→ Stated exercise: Quote, without change, all of the lines that follow.

Collected data entries
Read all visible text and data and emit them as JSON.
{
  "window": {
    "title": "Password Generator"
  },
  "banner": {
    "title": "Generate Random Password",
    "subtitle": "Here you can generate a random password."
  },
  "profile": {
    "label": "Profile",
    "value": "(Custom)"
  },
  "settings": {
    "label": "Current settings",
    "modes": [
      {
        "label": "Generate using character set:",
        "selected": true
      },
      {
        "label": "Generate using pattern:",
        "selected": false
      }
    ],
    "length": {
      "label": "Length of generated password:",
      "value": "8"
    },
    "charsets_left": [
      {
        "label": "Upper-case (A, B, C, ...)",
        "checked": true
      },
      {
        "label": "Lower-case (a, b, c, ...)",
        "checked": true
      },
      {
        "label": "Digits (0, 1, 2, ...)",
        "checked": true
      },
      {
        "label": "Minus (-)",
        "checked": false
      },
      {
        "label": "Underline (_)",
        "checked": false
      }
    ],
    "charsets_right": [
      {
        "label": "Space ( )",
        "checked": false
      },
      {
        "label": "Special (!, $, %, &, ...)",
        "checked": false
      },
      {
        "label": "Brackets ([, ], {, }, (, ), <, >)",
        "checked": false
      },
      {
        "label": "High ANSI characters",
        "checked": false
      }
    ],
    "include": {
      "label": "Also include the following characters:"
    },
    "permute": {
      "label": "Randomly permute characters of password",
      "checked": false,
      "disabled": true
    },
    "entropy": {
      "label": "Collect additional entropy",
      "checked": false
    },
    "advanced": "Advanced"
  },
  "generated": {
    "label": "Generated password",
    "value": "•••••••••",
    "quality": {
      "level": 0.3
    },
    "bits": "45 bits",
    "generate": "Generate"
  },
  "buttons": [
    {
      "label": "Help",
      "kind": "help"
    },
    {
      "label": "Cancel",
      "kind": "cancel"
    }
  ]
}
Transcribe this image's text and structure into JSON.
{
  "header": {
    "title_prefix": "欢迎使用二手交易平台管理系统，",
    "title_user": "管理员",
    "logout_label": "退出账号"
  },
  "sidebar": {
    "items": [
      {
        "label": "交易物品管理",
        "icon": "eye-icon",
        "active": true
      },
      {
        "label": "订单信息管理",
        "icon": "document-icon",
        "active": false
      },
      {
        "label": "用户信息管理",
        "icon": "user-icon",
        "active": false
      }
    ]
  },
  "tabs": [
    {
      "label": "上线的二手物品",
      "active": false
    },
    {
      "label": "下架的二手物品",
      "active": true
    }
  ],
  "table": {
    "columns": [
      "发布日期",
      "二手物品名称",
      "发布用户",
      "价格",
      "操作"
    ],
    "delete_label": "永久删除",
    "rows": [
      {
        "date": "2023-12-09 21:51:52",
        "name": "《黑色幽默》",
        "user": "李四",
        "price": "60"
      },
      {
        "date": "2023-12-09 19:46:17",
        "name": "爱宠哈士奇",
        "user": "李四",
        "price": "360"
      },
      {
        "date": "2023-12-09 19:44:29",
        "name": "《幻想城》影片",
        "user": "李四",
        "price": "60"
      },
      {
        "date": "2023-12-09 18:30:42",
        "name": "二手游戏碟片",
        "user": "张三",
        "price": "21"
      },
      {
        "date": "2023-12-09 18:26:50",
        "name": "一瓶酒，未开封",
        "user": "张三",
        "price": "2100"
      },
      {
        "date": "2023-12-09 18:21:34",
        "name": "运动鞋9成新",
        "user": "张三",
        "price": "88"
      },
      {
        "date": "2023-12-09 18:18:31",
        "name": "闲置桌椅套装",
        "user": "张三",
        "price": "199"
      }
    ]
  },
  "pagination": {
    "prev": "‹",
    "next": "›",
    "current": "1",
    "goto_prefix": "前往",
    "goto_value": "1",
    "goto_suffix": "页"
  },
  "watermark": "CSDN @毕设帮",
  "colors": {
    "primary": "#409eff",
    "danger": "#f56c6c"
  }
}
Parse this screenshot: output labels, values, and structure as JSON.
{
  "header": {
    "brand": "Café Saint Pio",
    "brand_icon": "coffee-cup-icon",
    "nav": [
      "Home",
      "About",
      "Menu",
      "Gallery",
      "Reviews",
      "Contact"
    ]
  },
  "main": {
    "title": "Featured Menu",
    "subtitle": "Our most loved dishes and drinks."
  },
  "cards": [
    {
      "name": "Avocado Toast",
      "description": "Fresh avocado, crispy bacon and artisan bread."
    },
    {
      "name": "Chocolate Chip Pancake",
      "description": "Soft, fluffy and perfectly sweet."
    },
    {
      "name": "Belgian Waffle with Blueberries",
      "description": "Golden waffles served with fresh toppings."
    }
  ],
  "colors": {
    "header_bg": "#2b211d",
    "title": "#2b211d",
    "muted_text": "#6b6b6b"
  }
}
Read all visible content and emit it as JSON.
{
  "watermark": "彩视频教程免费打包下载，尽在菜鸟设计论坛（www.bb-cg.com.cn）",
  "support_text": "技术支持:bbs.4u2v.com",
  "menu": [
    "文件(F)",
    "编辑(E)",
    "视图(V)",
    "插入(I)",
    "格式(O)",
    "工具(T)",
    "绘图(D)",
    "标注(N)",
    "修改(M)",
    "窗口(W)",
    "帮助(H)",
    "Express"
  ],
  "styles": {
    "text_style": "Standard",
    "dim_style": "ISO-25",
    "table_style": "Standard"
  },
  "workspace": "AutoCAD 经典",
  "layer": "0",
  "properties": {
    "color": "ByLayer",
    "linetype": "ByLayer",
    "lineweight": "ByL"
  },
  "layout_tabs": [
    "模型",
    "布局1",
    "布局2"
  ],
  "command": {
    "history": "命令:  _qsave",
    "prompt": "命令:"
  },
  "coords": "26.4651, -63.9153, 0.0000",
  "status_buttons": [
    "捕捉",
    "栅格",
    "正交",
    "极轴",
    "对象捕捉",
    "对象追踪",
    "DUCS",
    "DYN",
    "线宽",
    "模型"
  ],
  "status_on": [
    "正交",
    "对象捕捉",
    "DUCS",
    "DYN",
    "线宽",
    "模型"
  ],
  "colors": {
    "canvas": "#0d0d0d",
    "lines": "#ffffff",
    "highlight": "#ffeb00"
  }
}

→ Response for this exercise:
Read all visible text and data and emit them as JSON.
{
  "window": {
    "title": "Password Generator"
  },
  "banner": {
    "title": "Generate Random Password",
    "subtitle": "Here you can generate a random password."
  },
  "profile": {
    "label": "Profile",
    "value": "(Custom)"
  },
  "settings": {
    "label": "Current settings",
    "modes": [
      {
        "label": "Generate using character set:",
        "selected": true
      },
      {
        "label": "Generate using pattern:",
        "selected": false
      }
    ],
    "length": {
      "label": "Length of generated password:",
      "value": "8"
    },
    "charsets_left": [
      {
        "label": "Upper-case (A, B, C, ...)",
        "checked": true
      },
      {
        "label": "Lower-case (a, b, c, ...)",
        "checked": true
      },
      {
        "label": "Digits (0, 1, 2, ...)",
        "checked": true
      },
      {
        "label": "Minus (-)",
        "checked": false
      },
      {
        "label": "Underline (_)",
        "checked": false
      }
    ],
    "charsets_right": [
      {
        "label": "Space ( )",
        "checked": false
      },
      {
        "label": "Special (!, $, %, &, ...)",
        "checked": false
      },
      {
        "label": "Brackets ([, ], {, }, (, ), <, >)",
        "checked": false
      },
      {
        "label": "High ANSI characters",
        "checked": false
      }
    ],
    "include": {
      "label": "Also include the following characters:"
    },
    "permute": {
      "label": "Randomly permute characters of password",
      "checked": false,
      "disabled": true
    },
    "entropy": {
      "label": "Collect additional entropy",
      "checked": false
    },
    "advanced": "Advanced"
  },
  "generated": {
    "label": "Generated password",
    "value": "•••••••••",
    "quality": {
      "level": 0.3
    },
    "bits": "45 bits",
    "generate": "Generate"
  },
  "buttons": [
    {
      "label": "Help",
      "kind": "help"
    },
    {
      "label": "Cancel",
      "kind": "cancel"
    }
  ]
}
Transcribe this image's text and structure into JSON.
{
  "header": {
    "title_prefix": "欢迎使用二手交易平台管理系统，",
    "title_user": "管理员",
    "logout_label": "退出账号"
  },
  "sidebar": {
    "items": [
      {
        "label": "交易物品管理",
        "icon": "eye-icon",
        "active": true
      },
      {
        "label": "订单信息管理",
        "icon": "document-icon",
        "active": false
      },
      {
        "label": "用户信息管理",
        "icon": "user-icon",
        "active": false
      }
    ]
  },
  "tabs": [
    {
      "label": "上线的二手物品",
      "active": false
    },
    {
      "label": "下架的二手物品",
      "active": true
    }
  ],
  "table": {
    "columns": [
      "发布日期",
      "二手物品名称",
      "发布用户",
      "价格",
      "操作"
    ],
    "delete_label": "永久删除",
    "rows": [
      {
        "date": "2023-12-09 21:51:52",
        "name": "《黑色幽默》",
        "user": "李四",
        "price": "60"
      },
      {
        "date": "2023-12-09 19:46:17",
        "name": "爱宠哈士奇",
        "user": "李四",
        "price": "360"
      },
      {
        "date": "2023-12-09 19:44:29",
        "name": "《幻想城》影片",
        "user": "李四",
        "price": "60"
      },
      {
        "date": "2023-12-09 18:30:42",
        "name": "二手游戏碟片",
        "user": "张三",
        "price": "21"
      },
      {
        "date": "2023-12-09 18:26:50",
        "name": "一瓶酒，未开封",
        "user": "张三",
        "price": "2100"
      },
      {
        "date": "2023-12-09 18:21:34",
        "name": "运动鞋9成新",
        "user": "张三",
        "price": "88"
      },
      {
        "date": "2023-12-09 18:18:31",
        "name": "闲置桌椅套装",
        "user": "张三",
        "price": "199"
      }
    ]
  },
  "pagination": {
    "prev": "‹",
    "next": "›",
    "current": "1",
    "goto_prefix": "前往",
    "goto_value": "1",
    "goto_suffix": "页"
  },
  "watermark": "CSDN @毕设帮",
  "colors": {
    "primary": "#409eff",
    "danger": "#f56c6c"
  }
}
Parse this screenshot: output labels, values, and structure as JSON.
{
  "header": {
    "brand": "Café Saint Pio",
    "brand_icon": "coffee-cup-icon",
    "nav": [
      "Home",
      "About",
      "Menu",
      "Gallery",
      "Reviews",
      "Contact"
    ]
  },
  "main": {
    "title": "Featured Menu",
    "subtitle": "Our most loved dishes and drinks."
  },
  "cards": [
    {
      "name": "Avocado Toast",
      "description": "Fresh avocado, crispy bacon and artisan bread."
    },
    {
      "name": "Chocolate Chip Pancake",
      "description": "Soft, fluffy and perfectly sweet."
    },
    {
      "name": "Belgian Waffle with Blueberries",
      "description": "Golden waffles served with fresh toppings."
    }
  ],
  "colors": {
    "header_bg": "#2b211d",
    "title": "#2b211d",
    "muted_text": "#6b6b6b"
  }
}
Read all visible content and emit it as JSON.
{
  "watermark": "彩视频教程免费打包下载，尽在菜鸟设计论坛（www.bb-cg.com.cn）",
  "support_text": "技术支持:bbs.4u2v.com",
  "menu": [
    "文件(F)",
    "编辑(E)",
    "视图(V)",
    "插入(I)",
    "格式(O)",
    "工具(T)",
    "绘图(D)",
    "标注(N)",
    "修改(M)",
    "窗口(W)",
    "帮助(H)",
    "Express"
  ],
  "styles": {
    "text_style": "Standard",
    "dim_style": "ISO-25",
    "table_style": "Standard"
  },
  "workspace": "AutoCAD 经典",
  "layer": "0",
  "properties": {
    "color": "ByLayer",
    "linetype": "ByLayer",
    "lineweight": "ByL"
  },
  "layout_tabs": [
    "模型",
    "布局1",
    "布局2"
  ],
  "command": {
    "history": "命令:  _qsave",
    "prompt": "命令:"
  },
  "coords": "26.4651, -63.9153, 0.0000",
  "status_buttons": [
    "捕捉",
    "栅格",
    "正交",
    "极轴",
    "对象捕捉",
    "对象追踪",
    "DUCS",
    "DYN",
    "线宽",
    "模型"
  ],
  "status_on": [
    "正交",
    "对象捕捉",
    "DUCS",
    "DYN",
    "线宽",
    "模型"
  ],
  "colors": {
    "canvas": "#0d0d0d",
    "lines": "#ffffff",
    "highlight": "#ffeb00"
  }
}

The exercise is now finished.